*INPUT MATERIAL:*
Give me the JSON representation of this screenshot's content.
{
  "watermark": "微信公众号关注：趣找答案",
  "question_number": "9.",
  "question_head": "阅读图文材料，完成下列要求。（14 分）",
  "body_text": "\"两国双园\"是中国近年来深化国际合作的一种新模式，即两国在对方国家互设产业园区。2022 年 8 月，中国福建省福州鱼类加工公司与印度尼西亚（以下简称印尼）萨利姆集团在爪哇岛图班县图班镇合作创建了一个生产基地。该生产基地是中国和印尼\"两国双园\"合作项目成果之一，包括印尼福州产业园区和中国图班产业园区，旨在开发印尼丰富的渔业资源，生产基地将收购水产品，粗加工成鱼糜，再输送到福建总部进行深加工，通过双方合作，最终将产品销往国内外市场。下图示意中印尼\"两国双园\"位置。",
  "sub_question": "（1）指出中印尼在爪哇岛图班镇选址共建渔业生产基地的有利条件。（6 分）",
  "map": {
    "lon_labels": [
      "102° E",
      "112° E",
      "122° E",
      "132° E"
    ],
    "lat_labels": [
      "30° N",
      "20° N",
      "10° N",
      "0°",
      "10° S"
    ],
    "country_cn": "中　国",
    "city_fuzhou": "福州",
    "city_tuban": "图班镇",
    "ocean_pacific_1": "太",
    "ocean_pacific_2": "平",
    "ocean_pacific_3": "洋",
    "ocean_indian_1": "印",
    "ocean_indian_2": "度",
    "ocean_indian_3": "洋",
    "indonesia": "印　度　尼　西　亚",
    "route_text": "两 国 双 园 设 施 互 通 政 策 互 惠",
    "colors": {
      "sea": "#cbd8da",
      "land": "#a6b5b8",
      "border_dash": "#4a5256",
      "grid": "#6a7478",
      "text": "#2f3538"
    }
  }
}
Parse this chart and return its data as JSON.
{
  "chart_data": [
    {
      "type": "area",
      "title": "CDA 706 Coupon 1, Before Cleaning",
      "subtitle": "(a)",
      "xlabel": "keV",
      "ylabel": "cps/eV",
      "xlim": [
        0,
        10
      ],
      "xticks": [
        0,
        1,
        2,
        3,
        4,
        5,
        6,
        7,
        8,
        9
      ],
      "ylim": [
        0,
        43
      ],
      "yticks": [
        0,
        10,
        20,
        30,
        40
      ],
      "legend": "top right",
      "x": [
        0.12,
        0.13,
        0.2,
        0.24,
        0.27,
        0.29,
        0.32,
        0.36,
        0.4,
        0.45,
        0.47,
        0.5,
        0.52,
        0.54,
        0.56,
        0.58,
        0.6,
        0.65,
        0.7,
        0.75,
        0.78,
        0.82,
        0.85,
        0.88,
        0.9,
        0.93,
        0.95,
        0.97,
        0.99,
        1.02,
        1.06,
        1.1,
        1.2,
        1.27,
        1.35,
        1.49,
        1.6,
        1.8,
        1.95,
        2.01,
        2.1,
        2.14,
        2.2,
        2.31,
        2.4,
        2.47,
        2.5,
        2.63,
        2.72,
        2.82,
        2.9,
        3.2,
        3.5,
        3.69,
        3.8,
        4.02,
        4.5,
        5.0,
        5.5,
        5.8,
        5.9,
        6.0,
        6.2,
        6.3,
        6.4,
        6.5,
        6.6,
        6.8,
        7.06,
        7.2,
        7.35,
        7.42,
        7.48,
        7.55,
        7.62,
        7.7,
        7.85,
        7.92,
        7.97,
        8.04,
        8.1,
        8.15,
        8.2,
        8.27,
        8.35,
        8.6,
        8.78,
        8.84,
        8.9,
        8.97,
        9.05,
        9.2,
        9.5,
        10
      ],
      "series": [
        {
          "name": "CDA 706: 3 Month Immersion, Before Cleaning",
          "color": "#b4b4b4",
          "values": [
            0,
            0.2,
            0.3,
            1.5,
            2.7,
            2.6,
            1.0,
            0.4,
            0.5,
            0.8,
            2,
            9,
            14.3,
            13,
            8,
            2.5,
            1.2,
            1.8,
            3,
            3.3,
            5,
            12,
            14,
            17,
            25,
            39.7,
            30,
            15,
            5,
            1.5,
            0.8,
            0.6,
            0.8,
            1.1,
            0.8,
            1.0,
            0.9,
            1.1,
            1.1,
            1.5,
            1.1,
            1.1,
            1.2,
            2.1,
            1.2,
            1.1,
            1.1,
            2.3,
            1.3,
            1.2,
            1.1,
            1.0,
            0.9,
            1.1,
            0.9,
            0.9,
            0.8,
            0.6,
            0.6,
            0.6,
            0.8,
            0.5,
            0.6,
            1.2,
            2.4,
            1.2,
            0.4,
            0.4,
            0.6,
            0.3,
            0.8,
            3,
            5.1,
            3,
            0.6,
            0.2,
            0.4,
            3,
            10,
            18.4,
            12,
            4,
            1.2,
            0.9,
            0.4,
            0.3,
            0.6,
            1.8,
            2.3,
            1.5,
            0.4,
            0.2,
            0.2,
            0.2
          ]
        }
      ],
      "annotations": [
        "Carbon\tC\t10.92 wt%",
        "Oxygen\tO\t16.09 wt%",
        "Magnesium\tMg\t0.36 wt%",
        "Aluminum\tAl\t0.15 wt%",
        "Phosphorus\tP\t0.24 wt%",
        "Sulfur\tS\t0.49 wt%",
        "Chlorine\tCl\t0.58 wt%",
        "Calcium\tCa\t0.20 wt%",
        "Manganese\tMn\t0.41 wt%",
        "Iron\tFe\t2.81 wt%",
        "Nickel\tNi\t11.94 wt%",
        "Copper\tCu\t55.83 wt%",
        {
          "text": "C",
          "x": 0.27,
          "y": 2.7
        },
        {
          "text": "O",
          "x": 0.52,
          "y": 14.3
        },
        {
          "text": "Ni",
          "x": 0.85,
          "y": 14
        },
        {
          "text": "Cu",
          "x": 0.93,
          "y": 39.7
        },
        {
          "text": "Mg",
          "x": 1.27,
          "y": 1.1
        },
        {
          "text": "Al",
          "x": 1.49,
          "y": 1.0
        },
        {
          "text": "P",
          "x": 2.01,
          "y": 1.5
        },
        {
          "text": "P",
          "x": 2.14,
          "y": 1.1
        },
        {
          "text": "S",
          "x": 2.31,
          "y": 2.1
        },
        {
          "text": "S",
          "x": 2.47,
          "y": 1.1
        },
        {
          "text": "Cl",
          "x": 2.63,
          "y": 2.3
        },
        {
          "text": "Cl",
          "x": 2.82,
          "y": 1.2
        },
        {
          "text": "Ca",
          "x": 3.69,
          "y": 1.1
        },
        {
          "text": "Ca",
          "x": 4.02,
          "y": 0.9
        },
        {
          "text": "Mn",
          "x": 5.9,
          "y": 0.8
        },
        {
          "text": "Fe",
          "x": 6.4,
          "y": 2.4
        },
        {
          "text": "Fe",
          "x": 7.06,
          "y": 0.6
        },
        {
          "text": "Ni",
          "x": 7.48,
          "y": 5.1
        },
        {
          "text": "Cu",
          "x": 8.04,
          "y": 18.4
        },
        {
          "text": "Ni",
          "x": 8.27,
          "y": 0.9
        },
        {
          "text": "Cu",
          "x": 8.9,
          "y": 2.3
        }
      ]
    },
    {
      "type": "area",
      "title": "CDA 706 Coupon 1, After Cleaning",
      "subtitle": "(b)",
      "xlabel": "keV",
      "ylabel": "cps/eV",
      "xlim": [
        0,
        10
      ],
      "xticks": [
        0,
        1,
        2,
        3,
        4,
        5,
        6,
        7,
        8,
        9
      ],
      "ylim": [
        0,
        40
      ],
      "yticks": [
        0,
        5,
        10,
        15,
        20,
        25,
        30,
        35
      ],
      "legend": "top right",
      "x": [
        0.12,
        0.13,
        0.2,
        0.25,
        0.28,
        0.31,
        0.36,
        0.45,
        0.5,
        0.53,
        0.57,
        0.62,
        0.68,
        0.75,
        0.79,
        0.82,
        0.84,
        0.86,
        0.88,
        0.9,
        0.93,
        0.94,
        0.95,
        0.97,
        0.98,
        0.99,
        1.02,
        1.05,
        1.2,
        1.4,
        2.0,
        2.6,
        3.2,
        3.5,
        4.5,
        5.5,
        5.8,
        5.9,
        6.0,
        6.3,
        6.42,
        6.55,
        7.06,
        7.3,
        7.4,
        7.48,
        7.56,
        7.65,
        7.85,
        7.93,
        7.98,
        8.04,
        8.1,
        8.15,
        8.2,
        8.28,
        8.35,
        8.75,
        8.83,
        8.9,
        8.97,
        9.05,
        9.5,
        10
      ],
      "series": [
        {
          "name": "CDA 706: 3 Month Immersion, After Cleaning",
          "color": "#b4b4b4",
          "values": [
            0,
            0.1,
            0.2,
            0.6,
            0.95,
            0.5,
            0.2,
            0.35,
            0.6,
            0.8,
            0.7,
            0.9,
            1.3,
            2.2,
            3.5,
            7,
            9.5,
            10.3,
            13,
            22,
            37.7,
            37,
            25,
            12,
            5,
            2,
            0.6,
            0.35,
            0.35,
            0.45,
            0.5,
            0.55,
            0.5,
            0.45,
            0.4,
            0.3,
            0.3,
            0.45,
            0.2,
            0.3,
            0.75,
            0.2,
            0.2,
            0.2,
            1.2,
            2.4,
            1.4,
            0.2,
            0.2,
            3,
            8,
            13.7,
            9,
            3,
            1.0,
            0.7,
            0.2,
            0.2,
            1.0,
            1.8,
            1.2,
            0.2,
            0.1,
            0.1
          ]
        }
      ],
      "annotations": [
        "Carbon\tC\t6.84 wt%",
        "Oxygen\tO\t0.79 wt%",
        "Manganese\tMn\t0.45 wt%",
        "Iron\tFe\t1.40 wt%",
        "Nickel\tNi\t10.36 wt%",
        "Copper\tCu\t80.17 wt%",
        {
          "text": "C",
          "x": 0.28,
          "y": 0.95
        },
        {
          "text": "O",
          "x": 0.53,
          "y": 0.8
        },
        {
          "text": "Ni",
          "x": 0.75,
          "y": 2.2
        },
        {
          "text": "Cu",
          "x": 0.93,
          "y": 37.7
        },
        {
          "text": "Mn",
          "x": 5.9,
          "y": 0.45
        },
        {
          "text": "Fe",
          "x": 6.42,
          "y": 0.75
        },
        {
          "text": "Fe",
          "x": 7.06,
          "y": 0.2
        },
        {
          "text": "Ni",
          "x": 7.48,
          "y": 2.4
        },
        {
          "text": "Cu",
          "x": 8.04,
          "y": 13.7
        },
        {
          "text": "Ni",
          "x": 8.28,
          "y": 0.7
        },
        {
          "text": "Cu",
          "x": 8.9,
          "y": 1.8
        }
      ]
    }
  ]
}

*WHAT NEEDS TO BE DONE:* Tally the lines of the listing that include "Month". Reply with nothing but the count.

*ANSWER IN FULL:* 2